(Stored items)
[START]

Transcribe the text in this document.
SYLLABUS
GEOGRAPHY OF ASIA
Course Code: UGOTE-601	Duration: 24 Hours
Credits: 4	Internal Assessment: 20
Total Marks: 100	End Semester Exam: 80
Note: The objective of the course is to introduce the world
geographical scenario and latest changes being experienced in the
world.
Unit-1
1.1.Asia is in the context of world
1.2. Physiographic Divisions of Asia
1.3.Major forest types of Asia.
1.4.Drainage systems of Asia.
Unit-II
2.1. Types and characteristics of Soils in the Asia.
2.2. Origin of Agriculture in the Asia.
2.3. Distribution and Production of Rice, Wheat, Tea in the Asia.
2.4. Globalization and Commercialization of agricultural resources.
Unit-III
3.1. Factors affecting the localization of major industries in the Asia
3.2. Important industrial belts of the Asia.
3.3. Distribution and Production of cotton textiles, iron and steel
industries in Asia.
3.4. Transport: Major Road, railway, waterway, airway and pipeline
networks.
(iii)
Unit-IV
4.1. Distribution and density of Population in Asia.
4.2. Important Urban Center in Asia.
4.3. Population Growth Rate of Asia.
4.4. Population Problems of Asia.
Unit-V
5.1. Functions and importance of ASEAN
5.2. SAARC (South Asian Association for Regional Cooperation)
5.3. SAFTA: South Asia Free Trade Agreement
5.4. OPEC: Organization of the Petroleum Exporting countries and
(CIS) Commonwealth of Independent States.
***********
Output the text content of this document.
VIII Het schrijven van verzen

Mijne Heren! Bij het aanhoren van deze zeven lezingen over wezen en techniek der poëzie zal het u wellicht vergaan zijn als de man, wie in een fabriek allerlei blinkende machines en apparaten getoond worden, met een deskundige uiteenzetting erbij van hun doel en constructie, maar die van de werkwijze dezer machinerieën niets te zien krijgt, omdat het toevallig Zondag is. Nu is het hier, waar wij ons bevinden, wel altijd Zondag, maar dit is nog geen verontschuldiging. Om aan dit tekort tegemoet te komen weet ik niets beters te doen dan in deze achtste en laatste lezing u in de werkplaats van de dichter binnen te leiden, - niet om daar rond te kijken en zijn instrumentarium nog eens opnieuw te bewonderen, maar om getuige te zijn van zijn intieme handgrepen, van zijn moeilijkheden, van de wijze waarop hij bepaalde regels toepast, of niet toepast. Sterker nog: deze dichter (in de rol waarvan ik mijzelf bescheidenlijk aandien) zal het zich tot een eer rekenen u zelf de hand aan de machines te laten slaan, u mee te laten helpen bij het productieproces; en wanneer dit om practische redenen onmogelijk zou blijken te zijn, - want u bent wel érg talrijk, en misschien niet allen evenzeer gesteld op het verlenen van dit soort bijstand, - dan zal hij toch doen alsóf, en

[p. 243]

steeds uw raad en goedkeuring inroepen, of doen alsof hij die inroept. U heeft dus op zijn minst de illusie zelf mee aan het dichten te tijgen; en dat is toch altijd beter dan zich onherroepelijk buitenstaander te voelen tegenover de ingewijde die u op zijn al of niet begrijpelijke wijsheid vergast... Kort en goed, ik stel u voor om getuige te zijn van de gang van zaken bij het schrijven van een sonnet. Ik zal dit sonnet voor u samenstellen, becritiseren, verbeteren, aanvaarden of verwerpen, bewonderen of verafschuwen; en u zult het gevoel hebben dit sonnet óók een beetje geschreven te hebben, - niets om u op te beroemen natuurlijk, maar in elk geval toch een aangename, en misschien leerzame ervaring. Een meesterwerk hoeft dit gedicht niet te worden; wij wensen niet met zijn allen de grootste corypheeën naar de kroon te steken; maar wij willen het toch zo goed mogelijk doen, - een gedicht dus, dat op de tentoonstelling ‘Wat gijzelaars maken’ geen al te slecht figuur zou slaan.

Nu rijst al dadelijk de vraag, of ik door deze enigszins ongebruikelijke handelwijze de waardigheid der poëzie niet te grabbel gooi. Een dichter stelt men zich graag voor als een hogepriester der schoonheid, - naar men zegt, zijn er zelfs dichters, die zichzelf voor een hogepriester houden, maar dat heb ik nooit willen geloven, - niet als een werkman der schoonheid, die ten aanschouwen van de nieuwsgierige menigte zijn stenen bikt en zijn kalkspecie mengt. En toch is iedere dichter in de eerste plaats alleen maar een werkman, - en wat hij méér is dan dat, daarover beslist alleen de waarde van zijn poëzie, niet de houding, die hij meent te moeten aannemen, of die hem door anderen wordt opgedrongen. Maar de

[END]

Can you restate every record above word for word?

Transcribe the text in this document.
SYLLABUS
GEOGRAPHY OF ASIA
Course Code: UGOTE-601	Duration: 24 Hours
Credits: 4	Internal Assessment: 20
Total Marks: 100	End Semester Exam: 80
Note: The objective of the course is to introduce the world
geographical scenario and latest changes being experienced in the
world.
Unit-1
1.1.Asia is in the context of world
1.2. Physiographic Divisions of Asia
1.3.Major forest types of Asia.
1.4.Drainage systems of Asia.
Unit-II
2.1. Types and characteristics of Soils in the Asia.
2.2. Origin of Agriculture in the Asia.
2.3. Distribution and Production of Rice, Wheat, Tea in the Asia.
2.4. Globalization and Commercialization of agricultural resources.
Unit-III
3.1. Factors affecting the localization of major industries in the Asia
3.2. Important industrial belts of the Asia.
3.3. Distribution and Production of cotton textiles, iron and steel
industries in Asia.
3.4. Transport: Major Road, railway, waterway, airway and pipeline
networks.
(iii)
Unit-IV
4.1. Distribution and density of Population in Asia.
4.2. Important Urban Center in Asia.
4.3. Population Growth Rate of Asia.
4.4. Population Problems of Asia.
Unit-V
5.1. Functions and importance of ASEAN
5.2. SAARC (South Asian Association for Regional Cooperation)
5.3. SAFTA: South Asia Free Trade Agreement
5.4. OPEC: Organization of the Petroleum Exporting countries and
(CIS) Commonwealth of Independent States.
***********
Output the text content of this document.
VIII Het schrijven van verzen

Mijne Heren! Bij het aanhoren van deze zeven lezingen over wezen en techniek der poëzie zal het u wellicht vergaan zijn als de man, wie in een fabriek allerlei blinkende machines en apparaten getoond worden, met een deskundige uiteenzetting erbij van hun doel en constructie, maar die van de werkwijze dezer machinerieën niets te zien krijgt, omdat het toevallig Zondag is. Nu is het hier, waar wij ons bevinden, wel altijd Zondag, maar dit is nog geen verontschuldiging. Om aan dit tekort tegemoet te komen weet ik niets beters te doen dan in deze achtste en laatste lezing u in de werkplaats van de dichter binnen te leiden, - niet om daar rond te kijken en zijn instrumentarium nog eens opnieuw te bewonderen, maar om getuige te zijn van zijn intieme handgrepen, van zijn moeilijkheden, van de wijze waarop hij bepaalde regels toepast, of niet toepast. Sterker nog: deze dichter (in de rol waarvan ik mijzelf bescheidenlijk aandien) zal het zich tot een eer rekenen u zelf de hand aan de machines te laten slaan, u mee te laten helpen bij het productieproces; en wanneer dit om practische redenen onmogelijk zou blijken te zijn, - want u bent wel érg talrijk, en misschien niet allen evenzeer gesteld op het verlenen van dit soort bijstand, - dan zal hij toch doen alsóf, en

[p. 243]

steeds uw raad en goedkeuring inroepen, of doen alsof hij die inroept. U heeft dus op zijn minst de illusie zelf mee aan het dichten te tijgen; en dat is toch altijd beter dan zich onherroepelijk buitenstaander te voelen tegenover de ingewijde die u op zijn al of niet begrijpelijke wijsheid vergast... Kort en goed, ik stel u voor om getuige te zijn van de gang van zaken bij het schrijven van een sonnet. Ik zal dit sonnet voor u samenstellen, becritiseren, verbeteren, aanvaarden of verwerpen, bewonderen of verafschuwen; en u zult het gevoel hebben dit sonnet óók een beetje geschreven te hebben, - niets om u op te beroemen natuurlijk, maar in elk geval toch een aangename, en misschien leerzame ervaring. Een meesterwerk hoeft dit gedicht niet te worden; wij wensen niet met zijn allen de grootste corypheeën naar de kroon te steken; maar wij willen het toch zo goed mogelijk doen, - een gedicht dus, dat op de tentoonstelling ‘Wat gijzelaars maken’ geen al te slecht figuur zou slaan.

Nu rijst al dadelijk de vraag, of ik door deze enigszins ongebruikelijke handelwijze de waardigheid der poëzie niet te grabbel gooi. Een dichter stelt men zich graag voor als een hogepriester der schoonheid, - naar men zegt, zijn er zelfs dichters, die zichzelf voor een hogepriester houden, maar dat heb ik nooit willen geloven, - niet als een werkman der schoonheid, die ten aanschouwen van de nieuwsgierige menigte zijn stenen bikt en zijn kalkspecie mengt. En toch is iedere dichter in de eerste plaats alleen maar een werkman, - en wat hij méér is dan dat, daarover beslist alleen de waarde van zijn poëzie, niet de houding, die hij meent te moeten aannemen, of die hem door anderen wordt opgedrongen. Maar de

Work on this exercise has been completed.